- _TRY IT_
Show me each line of the listing below where the word "édition" appears.

- _DATASET EXCERPTS_
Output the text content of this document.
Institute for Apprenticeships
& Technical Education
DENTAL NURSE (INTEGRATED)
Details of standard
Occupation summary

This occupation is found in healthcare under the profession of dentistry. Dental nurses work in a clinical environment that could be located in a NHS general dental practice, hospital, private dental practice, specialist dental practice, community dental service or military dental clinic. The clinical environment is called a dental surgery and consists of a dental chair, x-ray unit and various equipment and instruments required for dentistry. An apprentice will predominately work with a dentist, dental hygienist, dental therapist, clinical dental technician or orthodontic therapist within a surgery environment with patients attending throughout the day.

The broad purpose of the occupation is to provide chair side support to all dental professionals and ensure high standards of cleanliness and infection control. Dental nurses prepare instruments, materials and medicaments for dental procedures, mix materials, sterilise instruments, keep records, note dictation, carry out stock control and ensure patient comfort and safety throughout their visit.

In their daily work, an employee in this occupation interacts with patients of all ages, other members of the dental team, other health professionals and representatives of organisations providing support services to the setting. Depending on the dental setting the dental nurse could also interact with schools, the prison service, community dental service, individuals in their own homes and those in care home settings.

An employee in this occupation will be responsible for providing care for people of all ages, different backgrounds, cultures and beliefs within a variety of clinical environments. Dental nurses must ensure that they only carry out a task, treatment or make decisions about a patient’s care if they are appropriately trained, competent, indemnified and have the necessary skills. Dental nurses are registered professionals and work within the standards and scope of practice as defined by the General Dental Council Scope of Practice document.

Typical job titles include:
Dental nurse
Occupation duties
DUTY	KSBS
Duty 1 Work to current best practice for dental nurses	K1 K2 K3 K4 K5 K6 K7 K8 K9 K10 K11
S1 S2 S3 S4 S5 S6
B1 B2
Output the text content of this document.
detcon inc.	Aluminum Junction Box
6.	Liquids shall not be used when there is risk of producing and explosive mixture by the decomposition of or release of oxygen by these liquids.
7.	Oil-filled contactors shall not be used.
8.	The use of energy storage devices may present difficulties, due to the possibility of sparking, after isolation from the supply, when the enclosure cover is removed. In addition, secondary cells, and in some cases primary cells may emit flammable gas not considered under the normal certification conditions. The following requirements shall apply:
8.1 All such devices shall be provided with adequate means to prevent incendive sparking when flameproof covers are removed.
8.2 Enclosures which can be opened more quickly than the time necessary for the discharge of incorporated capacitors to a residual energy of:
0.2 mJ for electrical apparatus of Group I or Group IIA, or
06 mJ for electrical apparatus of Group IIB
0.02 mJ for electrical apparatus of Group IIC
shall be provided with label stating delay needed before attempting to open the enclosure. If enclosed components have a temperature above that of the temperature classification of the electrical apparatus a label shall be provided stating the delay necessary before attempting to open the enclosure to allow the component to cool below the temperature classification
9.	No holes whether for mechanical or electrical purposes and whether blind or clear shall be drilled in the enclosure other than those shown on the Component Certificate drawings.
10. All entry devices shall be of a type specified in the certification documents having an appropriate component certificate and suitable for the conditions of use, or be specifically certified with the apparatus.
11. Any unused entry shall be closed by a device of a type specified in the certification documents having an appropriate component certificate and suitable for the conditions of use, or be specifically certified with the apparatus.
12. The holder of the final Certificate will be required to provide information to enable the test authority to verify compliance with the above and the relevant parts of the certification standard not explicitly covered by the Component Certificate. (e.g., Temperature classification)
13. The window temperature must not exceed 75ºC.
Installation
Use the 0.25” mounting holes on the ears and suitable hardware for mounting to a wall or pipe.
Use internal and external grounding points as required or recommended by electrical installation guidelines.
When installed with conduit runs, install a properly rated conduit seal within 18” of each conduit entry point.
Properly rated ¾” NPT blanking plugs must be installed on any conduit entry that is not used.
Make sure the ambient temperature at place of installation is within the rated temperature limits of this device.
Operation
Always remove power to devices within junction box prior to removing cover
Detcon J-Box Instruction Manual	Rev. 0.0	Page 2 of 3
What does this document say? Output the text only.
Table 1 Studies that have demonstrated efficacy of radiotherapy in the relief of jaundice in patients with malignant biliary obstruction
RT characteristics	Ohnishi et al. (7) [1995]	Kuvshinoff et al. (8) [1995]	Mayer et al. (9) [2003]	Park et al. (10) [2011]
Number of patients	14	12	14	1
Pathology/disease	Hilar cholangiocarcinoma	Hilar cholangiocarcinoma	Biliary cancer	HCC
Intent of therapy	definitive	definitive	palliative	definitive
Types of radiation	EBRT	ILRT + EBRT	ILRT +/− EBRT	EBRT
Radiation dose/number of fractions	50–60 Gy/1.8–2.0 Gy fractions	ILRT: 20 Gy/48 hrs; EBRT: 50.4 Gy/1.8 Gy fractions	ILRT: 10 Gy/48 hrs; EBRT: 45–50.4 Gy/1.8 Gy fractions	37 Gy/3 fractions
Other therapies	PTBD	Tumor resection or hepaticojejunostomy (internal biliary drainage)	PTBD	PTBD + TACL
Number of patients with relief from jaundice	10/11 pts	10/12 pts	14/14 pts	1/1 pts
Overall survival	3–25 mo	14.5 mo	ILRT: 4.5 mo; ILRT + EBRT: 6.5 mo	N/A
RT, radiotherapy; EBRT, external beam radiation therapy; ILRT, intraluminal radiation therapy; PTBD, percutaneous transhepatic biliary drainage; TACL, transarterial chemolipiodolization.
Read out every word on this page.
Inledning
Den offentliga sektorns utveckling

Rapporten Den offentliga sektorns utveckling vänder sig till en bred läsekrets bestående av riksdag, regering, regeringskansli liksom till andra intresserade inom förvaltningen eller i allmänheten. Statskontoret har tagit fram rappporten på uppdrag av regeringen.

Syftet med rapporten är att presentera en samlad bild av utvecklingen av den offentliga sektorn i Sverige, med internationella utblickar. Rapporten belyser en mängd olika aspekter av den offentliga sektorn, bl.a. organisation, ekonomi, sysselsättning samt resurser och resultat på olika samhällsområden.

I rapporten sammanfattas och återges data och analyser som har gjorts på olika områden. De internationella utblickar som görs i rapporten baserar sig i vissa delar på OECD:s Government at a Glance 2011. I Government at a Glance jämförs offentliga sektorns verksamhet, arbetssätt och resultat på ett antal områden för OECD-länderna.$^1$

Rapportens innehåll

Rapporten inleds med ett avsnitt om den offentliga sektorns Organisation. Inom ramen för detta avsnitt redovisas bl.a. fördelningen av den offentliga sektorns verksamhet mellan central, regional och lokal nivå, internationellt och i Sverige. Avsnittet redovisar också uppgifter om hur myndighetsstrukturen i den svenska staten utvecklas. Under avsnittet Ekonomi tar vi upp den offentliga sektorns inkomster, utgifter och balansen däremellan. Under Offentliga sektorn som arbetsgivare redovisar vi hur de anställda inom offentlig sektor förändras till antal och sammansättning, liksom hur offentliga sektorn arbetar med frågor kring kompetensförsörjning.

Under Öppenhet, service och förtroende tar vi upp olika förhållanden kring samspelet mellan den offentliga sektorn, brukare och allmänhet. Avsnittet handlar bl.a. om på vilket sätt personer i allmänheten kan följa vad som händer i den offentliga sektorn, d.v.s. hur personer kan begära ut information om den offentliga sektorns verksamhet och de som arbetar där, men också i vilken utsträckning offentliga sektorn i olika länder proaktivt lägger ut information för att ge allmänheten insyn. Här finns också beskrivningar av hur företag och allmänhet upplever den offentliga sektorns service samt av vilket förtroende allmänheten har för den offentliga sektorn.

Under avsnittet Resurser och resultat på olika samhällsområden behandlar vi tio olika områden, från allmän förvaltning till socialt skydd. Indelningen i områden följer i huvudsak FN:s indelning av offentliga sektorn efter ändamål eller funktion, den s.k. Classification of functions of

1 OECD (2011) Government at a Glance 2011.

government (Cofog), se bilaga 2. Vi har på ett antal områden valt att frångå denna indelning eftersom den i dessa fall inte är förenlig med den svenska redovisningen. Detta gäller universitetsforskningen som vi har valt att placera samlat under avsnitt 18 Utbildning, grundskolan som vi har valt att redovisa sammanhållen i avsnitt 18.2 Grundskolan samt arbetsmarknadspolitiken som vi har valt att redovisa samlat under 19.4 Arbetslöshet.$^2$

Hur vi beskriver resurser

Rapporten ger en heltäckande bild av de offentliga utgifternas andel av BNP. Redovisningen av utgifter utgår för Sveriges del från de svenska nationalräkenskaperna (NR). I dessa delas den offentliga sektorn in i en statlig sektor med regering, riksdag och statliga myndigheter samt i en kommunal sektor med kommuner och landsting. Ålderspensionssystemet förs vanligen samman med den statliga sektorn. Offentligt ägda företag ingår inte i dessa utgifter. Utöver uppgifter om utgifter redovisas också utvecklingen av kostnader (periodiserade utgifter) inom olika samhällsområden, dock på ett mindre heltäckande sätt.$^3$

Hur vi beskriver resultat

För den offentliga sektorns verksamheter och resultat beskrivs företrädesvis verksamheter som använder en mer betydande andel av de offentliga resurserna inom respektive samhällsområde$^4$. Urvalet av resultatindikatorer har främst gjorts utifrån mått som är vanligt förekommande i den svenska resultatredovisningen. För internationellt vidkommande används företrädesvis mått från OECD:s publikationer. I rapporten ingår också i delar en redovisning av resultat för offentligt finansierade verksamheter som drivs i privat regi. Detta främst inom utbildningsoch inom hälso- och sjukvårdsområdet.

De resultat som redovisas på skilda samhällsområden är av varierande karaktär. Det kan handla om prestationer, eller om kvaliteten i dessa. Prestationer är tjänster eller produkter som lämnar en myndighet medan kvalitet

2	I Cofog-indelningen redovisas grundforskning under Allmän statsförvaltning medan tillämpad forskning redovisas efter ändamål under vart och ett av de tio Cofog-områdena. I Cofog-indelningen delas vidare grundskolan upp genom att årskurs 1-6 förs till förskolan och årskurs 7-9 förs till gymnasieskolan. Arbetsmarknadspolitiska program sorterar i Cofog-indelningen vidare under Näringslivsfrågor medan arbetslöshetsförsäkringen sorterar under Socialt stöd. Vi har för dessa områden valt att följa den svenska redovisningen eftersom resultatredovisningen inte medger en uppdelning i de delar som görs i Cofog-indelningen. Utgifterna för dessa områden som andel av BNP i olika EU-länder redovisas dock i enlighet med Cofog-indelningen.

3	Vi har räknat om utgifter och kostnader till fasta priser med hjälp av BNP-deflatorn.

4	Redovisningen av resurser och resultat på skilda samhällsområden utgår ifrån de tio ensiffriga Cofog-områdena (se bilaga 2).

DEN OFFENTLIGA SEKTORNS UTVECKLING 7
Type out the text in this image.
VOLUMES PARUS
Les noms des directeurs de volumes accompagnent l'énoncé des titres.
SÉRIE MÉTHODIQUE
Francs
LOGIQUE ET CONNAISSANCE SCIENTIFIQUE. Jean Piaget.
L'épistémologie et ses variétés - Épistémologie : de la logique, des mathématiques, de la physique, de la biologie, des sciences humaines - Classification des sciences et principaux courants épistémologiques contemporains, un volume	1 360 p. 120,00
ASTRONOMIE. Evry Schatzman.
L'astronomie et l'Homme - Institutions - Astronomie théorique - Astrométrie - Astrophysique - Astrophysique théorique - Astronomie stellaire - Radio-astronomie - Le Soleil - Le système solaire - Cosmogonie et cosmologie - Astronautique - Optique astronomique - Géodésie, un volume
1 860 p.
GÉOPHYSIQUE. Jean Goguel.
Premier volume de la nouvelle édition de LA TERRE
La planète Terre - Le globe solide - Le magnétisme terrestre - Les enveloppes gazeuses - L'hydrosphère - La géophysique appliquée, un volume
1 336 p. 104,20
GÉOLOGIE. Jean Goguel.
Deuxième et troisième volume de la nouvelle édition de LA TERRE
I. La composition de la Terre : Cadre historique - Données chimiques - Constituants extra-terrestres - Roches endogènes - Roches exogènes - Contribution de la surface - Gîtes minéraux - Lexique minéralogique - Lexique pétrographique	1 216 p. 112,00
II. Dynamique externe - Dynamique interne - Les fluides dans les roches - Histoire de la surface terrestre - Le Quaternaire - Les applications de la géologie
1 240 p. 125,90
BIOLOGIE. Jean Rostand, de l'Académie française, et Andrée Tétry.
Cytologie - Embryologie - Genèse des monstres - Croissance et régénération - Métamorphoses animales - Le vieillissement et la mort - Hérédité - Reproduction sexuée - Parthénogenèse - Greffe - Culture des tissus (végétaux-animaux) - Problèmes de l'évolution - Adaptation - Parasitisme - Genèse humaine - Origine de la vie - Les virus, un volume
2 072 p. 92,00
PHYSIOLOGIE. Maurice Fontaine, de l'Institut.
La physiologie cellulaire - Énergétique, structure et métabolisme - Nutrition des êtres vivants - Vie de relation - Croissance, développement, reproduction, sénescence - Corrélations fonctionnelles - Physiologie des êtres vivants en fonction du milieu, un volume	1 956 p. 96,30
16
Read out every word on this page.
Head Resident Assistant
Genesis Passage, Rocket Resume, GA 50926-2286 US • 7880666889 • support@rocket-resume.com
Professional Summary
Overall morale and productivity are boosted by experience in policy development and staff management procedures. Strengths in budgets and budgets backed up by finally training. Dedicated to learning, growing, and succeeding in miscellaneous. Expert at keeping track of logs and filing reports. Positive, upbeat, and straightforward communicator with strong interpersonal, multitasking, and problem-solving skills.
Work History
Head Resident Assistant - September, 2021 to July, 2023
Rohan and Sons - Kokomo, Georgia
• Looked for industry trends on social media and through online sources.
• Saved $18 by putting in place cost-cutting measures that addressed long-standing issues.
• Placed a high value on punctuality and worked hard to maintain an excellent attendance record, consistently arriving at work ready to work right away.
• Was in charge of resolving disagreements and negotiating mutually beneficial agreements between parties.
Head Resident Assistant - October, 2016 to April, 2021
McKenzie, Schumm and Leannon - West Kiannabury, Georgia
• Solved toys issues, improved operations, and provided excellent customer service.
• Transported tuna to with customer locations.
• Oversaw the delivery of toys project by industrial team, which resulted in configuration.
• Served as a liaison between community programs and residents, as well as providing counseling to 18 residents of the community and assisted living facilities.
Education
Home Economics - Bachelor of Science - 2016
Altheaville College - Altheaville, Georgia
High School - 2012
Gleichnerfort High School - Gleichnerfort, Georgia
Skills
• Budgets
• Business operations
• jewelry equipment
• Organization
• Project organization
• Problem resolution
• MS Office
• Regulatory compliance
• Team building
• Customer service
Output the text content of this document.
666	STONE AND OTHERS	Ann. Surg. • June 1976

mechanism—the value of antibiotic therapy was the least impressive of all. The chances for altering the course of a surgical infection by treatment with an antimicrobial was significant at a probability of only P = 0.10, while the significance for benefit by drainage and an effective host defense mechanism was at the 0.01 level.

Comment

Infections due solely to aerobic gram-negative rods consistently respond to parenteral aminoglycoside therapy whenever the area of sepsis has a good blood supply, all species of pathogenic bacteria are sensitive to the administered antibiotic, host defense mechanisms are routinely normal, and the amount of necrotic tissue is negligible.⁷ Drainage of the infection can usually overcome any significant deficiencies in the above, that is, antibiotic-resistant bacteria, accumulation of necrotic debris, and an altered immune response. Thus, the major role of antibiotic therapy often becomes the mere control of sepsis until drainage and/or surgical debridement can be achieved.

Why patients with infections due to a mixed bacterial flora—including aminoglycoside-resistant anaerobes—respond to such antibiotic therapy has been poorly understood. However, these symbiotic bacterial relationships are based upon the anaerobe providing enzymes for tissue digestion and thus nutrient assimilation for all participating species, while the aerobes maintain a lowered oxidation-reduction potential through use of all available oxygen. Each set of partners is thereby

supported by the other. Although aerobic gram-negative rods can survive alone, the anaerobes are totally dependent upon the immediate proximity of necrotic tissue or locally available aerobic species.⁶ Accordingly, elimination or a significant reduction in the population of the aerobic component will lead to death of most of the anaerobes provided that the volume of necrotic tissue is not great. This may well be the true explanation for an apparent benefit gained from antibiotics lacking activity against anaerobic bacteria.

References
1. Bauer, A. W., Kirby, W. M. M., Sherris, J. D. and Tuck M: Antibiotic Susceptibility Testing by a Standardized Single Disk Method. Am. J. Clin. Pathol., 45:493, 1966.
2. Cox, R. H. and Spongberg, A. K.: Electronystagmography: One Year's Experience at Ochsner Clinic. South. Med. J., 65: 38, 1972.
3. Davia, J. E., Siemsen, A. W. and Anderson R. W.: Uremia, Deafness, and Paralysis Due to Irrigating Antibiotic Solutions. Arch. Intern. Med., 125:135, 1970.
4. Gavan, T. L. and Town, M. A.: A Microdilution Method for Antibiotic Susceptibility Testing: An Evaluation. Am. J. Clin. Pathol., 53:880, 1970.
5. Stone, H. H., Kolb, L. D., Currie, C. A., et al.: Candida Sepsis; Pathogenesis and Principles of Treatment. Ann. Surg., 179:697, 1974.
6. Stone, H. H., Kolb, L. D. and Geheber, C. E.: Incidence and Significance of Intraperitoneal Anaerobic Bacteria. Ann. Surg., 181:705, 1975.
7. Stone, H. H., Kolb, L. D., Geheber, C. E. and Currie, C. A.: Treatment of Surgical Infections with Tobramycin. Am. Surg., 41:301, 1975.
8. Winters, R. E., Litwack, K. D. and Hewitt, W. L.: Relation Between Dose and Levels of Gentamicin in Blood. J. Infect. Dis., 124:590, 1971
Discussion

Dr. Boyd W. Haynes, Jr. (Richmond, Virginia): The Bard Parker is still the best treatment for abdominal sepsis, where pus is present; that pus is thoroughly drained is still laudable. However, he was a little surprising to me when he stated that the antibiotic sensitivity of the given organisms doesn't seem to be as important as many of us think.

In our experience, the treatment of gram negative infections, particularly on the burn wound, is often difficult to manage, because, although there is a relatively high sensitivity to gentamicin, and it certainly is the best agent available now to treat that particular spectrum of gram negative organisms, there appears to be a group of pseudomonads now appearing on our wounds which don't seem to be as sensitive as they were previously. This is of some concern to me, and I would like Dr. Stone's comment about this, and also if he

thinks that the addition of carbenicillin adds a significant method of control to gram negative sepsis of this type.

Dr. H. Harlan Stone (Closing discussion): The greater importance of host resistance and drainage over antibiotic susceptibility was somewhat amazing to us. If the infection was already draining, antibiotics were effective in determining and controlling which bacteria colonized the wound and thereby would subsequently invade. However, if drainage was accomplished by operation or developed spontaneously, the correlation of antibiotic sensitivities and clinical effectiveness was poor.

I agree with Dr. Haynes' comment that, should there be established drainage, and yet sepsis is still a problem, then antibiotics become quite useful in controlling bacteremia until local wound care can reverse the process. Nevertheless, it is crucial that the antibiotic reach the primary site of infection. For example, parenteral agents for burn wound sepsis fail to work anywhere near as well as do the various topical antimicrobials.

- _RESPONSE_
Premier volume de la nouvelle édition de LA TERRE
Deuxième et troisième volume de la nouvelle édition de LA TERRE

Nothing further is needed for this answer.